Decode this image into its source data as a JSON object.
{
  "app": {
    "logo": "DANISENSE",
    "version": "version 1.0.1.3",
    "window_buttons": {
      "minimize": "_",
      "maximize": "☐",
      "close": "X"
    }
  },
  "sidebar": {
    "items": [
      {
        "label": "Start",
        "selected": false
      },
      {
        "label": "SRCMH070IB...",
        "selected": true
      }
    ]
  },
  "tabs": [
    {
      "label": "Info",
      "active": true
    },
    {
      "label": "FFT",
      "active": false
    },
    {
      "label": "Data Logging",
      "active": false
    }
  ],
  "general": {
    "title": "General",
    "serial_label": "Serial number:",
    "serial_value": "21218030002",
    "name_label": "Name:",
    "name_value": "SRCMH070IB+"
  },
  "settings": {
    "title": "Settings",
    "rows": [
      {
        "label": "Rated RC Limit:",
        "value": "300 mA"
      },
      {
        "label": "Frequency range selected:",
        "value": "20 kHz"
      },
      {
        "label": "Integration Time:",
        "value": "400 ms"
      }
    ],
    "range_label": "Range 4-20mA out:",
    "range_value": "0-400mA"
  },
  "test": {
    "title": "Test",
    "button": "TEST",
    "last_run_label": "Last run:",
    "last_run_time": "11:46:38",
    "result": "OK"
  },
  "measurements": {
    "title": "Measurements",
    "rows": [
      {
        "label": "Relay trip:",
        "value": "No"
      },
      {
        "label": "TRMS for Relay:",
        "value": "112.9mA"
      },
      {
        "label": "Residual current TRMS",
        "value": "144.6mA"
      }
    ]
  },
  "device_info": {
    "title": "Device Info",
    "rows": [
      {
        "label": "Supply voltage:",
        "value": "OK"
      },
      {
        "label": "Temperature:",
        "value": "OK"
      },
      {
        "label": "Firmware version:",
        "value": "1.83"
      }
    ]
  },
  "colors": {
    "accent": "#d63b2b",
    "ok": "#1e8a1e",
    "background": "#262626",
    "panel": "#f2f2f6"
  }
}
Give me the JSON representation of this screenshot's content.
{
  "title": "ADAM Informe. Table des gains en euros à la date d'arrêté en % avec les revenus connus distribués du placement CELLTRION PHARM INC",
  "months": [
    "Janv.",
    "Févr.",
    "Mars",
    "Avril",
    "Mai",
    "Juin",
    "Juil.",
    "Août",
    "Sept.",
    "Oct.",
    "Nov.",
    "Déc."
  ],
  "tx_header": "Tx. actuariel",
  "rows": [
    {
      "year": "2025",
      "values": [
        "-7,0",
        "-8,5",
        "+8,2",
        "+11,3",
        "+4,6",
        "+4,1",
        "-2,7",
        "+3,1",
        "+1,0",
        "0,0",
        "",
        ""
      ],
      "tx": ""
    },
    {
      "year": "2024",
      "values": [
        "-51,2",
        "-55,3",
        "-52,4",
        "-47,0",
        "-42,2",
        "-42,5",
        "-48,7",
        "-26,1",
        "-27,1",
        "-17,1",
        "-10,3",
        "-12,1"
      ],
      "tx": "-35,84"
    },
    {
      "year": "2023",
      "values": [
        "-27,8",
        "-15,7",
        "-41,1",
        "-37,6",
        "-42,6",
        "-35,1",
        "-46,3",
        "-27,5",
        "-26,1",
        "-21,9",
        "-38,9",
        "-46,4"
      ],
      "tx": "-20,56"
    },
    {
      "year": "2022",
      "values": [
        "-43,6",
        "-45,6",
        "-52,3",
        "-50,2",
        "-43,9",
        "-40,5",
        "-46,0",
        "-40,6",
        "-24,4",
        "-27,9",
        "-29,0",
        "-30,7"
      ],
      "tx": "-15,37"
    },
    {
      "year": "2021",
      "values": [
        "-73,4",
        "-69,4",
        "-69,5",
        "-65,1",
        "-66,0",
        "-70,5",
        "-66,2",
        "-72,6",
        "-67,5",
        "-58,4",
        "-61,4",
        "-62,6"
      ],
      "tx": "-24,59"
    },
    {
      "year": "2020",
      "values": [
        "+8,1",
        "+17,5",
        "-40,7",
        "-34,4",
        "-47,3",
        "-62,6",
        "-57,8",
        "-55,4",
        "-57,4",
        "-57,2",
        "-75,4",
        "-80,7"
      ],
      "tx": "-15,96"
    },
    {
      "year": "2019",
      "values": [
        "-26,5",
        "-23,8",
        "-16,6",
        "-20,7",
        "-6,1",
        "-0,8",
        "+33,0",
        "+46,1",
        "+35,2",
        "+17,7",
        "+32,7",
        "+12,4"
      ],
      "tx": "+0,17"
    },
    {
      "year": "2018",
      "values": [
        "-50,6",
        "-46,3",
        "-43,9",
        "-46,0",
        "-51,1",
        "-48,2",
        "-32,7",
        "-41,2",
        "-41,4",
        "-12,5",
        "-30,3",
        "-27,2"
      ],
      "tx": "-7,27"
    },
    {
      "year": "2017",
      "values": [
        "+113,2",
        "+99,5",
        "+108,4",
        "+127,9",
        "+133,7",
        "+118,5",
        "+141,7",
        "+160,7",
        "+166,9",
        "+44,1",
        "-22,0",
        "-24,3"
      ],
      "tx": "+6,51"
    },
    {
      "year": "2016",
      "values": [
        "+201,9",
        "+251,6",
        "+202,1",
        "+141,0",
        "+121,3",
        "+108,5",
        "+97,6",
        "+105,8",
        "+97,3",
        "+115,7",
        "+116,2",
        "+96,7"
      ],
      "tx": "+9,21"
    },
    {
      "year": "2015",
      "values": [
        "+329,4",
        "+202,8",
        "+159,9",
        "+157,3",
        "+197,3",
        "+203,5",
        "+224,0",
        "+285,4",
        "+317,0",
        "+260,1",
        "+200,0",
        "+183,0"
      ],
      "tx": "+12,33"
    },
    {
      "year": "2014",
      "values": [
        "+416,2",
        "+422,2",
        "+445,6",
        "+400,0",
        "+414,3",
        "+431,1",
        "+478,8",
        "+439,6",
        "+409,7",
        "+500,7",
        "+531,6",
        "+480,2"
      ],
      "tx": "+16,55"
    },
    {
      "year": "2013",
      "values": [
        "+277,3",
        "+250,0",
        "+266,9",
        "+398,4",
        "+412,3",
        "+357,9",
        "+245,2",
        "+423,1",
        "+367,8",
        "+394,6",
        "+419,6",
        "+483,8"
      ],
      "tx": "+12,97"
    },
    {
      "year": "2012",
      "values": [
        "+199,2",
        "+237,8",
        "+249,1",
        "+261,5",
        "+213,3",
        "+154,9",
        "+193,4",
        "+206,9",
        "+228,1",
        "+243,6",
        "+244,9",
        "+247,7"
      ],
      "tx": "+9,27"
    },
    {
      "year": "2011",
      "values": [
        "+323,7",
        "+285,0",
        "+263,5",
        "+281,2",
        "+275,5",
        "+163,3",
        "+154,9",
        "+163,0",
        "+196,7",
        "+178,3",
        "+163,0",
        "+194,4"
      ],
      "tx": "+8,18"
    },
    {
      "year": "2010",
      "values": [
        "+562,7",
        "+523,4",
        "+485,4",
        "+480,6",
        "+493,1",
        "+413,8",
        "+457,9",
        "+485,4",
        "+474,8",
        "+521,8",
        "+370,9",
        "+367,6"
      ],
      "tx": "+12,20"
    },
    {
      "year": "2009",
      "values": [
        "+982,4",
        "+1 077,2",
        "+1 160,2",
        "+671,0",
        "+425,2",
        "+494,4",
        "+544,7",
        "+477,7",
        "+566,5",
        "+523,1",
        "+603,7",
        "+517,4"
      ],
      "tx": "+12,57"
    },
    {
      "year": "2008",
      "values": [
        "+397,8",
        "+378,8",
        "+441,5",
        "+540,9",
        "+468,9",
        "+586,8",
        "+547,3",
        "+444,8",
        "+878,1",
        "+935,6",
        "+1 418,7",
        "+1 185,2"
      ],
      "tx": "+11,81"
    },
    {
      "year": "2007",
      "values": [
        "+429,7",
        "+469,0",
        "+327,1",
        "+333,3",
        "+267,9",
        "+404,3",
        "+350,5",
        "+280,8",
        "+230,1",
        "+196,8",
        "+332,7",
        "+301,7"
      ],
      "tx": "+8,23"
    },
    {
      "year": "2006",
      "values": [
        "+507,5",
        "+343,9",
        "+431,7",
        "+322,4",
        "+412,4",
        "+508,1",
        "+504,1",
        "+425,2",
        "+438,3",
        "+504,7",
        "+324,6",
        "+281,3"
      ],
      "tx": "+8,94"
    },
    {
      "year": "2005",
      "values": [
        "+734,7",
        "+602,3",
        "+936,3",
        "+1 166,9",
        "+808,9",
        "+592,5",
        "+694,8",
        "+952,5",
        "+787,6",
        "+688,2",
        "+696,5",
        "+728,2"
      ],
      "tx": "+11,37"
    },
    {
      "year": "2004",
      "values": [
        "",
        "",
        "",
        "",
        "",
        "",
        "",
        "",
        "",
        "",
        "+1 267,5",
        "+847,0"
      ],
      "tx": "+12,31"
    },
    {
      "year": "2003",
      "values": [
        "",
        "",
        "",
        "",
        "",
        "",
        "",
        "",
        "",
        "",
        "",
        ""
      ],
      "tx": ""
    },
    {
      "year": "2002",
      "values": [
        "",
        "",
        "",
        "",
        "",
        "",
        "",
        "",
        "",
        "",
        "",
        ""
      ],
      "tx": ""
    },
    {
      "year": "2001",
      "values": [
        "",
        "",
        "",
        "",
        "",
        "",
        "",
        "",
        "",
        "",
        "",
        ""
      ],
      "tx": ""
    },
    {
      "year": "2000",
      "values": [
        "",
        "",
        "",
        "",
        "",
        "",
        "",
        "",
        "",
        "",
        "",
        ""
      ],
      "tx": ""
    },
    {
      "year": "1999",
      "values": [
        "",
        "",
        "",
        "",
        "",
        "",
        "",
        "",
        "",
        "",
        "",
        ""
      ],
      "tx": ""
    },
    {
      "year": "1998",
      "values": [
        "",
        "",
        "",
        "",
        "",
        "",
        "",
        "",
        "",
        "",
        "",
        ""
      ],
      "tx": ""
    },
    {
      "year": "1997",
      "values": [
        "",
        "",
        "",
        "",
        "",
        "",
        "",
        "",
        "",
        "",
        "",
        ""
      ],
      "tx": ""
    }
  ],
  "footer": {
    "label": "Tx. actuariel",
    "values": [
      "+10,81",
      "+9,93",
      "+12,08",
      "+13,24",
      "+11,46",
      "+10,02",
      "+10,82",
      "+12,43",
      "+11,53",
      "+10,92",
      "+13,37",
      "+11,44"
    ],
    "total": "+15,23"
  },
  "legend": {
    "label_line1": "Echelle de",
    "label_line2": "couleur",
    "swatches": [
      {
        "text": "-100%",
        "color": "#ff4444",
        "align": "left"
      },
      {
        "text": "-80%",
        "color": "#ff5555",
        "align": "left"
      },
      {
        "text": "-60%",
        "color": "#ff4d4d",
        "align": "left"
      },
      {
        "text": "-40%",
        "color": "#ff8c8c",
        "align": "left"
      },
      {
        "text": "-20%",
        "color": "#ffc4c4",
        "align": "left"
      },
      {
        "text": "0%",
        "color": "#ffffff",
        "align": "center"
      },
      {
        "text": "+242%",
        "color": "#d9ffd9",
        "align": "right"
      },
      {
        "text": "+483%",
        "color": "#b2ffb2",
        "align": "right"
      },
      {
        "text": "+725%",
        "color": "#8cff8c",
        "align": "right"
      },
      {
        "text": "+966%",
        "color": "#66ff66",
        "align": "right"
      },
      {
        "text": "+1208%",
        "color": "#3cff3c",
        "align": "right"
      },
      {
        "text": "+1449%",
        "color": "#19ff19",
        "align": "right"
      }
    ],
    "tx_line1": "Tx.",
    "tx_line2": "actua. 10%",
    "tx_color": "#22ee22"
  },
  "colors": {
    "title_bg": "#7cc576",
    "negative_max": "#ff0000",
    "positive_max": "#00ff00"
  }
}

| DESCRIPTION OF THE TASK |
Reply with nothing but a number: how many lines of the entries above contain the string "TRMS"?

| OUTPUT FOR THIS TASK |
2